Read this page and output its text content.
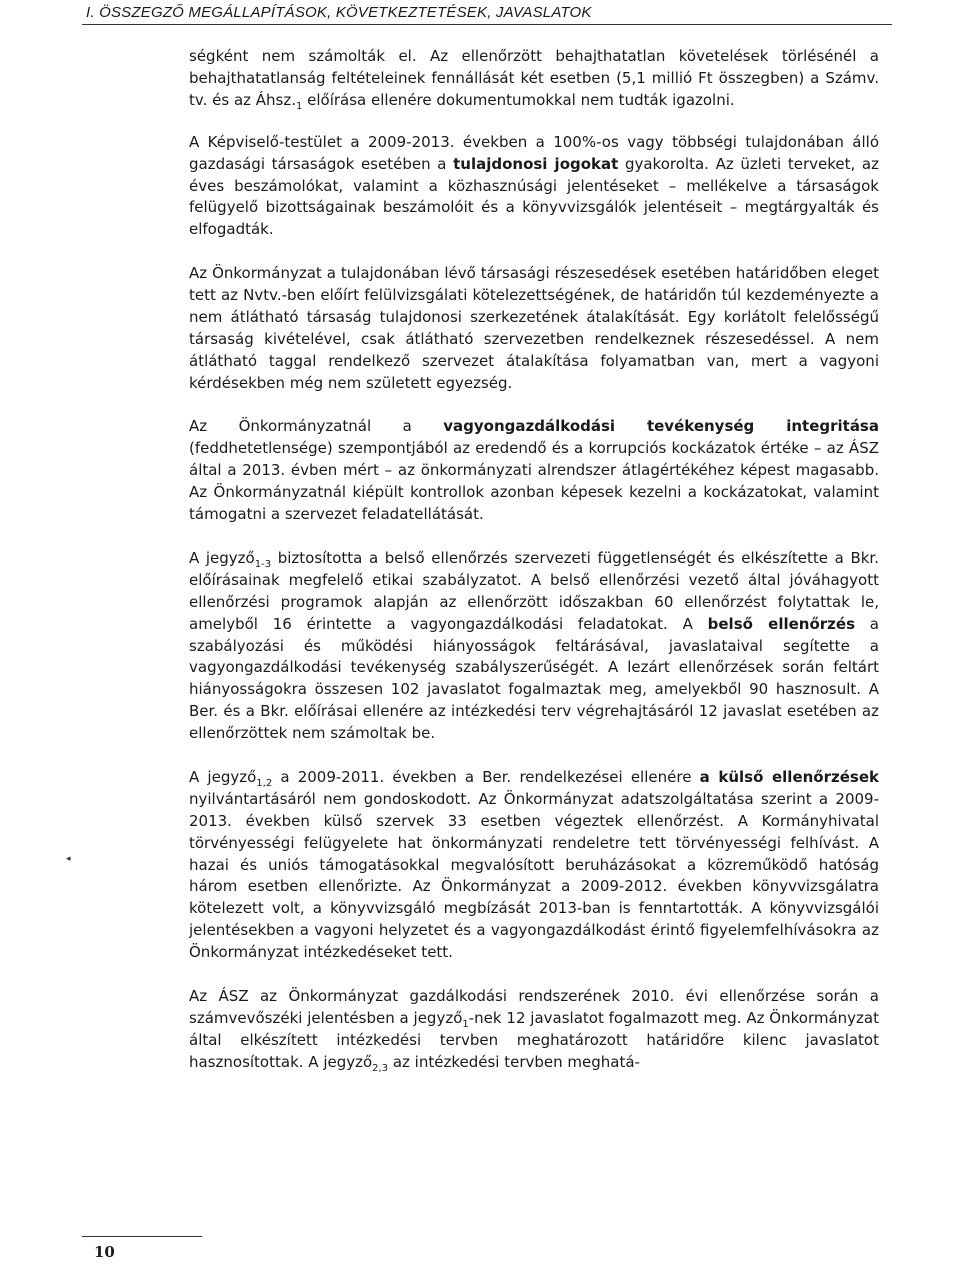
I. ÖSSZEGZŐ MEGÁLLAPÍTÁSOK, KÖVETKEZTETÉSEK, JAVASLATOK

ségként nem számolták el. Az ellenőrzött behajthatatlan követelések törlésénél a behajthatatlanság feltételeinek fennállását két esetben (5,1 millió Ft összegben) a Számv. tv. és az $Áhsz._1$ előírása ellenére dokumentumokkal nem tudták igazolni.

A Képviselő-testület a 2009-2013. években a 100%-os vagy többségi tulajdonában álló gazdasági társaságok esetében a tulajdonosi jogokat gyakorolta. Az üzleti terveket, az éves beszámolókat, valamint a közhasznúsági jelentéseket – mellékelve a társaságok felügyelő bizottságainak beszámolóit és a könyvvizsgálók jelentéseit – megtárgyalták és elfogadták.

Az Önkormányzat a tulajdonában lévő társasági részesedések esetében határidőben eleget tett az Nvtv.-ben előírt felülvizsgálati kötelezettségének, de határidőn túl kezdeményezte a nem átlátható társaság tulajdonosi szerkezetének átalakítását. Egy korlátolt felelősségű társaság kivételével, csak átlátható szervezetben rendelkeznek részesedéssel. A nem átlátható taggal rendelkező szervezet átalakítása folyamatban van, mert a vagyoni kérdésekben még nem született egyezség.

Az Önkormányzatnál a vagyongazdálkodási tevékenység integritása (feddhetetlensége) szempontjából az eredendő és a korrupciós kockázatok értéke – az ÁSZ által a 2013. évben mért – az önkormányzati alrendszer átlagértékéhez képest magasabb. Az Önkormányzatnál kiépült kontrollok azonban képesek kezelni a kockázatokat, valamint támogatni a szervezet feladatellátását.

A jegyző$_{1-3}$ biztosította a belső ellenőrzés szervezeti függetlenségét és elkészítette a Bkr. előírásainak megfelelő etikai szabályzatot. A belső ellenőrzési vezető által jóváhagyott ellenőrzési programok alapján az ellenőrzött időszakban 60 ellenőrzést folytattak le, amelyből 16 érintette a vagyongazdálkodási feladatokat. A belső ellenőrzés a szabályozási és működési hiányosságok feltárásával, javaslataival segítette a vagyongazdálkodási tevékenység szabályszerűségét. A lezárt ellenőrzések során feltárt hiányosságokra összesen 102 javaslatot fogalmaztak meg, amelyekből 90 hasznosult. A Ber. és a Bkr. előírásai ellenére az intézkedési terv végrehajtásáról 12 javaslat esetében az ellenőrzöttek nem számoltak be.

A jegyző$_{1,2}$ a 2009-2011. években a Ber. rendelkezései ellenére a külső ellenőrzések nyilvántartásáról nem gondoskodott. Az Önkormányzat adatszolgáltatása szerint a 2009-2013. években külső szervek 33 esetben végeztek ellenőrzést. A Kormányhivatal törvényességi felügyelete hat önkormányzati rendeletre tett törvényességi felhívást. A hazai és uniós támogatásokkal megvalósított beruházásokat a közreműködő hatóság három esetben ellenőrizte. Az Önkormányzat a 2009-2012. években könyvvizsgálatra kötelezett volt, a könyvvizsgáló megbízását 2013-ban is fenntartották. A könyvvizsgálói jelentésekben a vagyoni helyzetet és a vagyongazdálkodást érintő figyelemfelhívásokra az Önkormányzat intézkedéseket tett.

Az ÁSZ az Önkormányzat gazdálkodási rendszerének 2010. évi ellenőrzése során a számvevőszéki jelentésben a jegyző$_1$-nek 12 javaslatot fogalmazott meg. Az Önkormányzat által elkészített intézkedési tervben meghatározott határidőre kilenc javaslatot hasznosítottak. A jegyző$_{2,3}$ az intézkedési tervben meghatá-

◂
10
::::
| Required task |
Identify each line of the material where the word "tulajdonában" shows up, and copy it.

| Answer in full |
A Képviselő-testület a 2009-2013. években a 100%-os vagy többségi tulajdonában álló gazdasági társaságok esetében a tulajdonosi jogokat gyakorolta. Az üzleti terveket, az éves beszámolókat, valamint a közhasznúsági jelentéseket – mellékelve a társaságok felügyelő bizottságainak beszámolóit és a könyvvizsgálók jelentéseit – megtárgyalták és elfogadták.
Az Önkormányzat a tulajdonában lévő társasági részesedések esetében határidőben eleget tett az Nvtv.-ben előírt felülvizsgálati kötelezettségének, de határidőn túl kezdeményezte a nem átlátható társaság tulajdonosi szerkezetének átalakítását. Egy korlátolt felelősségű társaság kivételével, csak átlátható szervezetben rendelkeznek részesedéssel. A nem átlátható taggal rendelkező szervezet átalakítása folyamatban van, mert a vagyoni kérdésekben még nem született egyezség.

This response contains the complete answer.